▶ _To be done_
Starting with the first line of the data and going on through the line with "csv-file-icon — [29, 98, 44, 114]", swap "filter-option" for "dropdown-option" and leave everything else unchanged. Give back only those lines.

-- START OF Task inputs --

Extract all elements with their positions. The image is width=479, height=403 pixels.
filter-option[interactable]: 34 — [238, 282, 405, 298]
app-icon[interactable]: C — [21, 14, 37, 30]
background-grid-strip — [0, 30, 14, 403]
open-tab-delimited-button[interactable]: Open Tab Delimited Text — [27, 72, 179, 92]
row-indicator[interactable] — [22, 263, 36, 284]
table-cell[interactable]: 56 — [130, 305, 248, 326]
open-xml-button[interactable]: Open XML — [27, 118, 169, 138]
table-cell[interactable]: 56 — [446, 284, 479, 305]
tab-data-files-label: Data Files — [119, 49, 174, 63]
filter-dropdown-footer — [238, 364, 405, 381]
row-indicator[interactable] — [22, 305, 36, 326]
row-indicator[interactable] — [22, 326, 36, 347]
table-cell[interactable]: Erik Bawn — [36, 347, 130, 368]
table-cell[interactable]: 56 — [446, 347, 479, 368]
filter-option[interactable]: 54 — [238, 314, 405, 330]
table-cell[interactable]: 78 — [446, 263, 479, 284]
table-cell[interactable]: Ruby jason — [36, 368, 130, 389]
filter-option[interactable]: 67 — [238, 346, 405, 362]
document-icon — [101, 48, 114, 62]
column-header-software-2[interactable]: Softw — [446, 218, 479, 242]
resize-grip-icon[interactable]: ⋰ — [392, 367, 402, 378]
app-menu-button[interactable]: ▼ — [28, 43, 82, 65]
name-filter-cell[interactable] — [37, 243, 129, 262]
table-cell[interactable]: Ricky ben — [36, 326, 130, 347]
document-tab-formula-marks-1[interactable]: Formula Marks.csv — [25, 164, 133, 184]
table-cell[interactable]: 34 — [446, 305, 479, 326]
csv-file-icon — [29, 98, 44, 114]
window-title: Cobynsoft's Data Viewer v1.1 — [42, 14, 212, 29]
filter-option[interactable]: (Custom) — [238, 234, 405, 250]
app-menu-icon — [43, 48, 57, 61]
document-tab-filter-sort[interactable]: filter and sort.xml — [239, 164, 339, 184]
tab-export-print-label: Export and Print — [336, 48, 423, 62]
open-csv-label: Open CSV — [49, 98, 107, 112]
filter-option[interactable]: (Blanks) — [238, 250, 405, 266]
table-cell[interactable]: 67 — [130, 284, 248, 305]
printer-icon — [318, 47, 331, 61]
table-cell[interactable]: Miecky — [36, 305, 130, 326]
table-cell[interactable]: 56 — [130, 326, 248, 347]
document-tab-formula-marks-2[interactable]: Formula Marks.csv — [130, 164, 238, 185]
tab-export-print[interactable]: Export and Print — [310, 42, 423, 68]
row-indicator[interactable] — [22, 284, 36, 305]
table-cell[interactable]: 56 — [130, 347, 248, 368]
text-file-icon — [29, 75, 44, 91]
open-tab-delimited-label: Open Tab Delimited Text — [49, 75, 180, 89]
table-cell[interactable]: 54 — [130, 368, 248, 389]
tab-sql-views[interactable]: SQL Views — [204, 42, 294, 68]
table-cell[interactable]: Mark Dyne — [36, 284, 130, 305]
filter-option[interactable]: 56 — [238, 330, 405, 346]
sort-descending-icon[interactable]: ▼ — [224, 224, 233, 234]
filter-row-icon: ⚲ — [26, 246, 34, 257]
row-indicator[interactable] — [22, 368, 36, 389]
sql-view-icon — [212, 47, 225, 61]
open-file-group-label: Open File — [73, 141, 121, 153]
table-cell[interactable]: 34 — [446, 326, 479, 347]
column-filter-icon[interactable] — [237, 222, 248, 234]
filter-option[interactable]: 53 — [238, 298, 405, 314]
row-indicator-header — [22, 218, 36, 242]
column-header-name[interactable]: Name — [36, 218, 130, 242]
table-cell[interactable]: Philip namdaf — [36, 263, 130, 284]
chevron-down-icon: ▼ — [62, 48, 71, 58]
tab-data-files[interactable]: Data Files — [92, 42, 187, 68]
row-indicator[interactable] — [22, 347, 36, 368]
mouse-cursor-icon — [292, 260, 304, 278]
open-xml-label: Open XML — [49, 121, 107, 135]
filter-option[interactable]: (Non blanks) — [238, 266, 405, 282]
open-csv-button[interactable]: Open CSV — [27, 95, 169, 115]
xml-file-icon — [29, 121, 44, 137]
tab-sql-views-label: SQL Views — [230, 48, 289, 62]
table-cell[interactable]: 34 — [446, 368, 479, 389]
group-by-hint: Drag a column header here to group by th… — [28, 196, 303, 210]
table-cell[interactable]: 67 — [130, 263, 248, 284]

-- END OF Task inputs --

▶ _Final result_
Extract all elements with their positions. The image is width=479, height=403 pixels.
dropdown-option[interactable]: 34 — [238, 282, 405, 298]
app-icon[interactable]: C — [21, 14, 37, 30]
background-grid-strip — [0, 30, 14, 403]
open-tab-delimited-button[interactable]: Open Tab Delimited Text — [27, 72, 179, 92]
row-indicator[interactable] — [22, 263, 36, 284]
table-cell[interactable]: 56 — [130, 305, 248, 326]
open-xml-button[interactable]: Open XML — [27, 118, 169, 138]
table-cell[interactable]: 56 — [446, 284, 479, 305]
tab-data-files-label: Data Files — [119, 49, 174, 63]
filter-dropdown-footer — [238, 364, 405, 381]
row-indicator[interactable] — [22, 305, 36, 326]
row-indicator[interactable] — [22, 326, 36, 347]
table-cell[interactable]: Erik Bawn — [36, 347, 130, 368]
table-cell[interactable]: 56 — [446, 347, 479, 368]
dropdown-option[interactable]: 54 — [238, 314, 405, 330]
table-cell[interactable]: 78 — [446, 263, 479, 284]
table-cell[interactable]: Ruby jason — [36, 368, 130, 389]
dropdown-option[interactable]: 67 — [238, 346, 405, 362]
document-icon — [101, 48, 114, 62]
column-header-software-2[interactable]: Softw — [446, 218, 479, 242]
resize-grip-icon[interactable]: ⋰ — [392, 367, 402, 378]
app-menu-button[interactable]: ▼ — [28, 43, 82, 65]
name-filter-cell[interactable] — [37, 243, 129, 262]
table-cell[interactable]: Ricky ben — [36, 326, 130, 347]
document-tab-formula-marks-1[interactable]: Formula Marks.csv — [25, 164, 133, 184]
table-cell[interactable]: 34 — [446, 305, 479, 326]
csv-file-icon — [29, 98, 44, 114]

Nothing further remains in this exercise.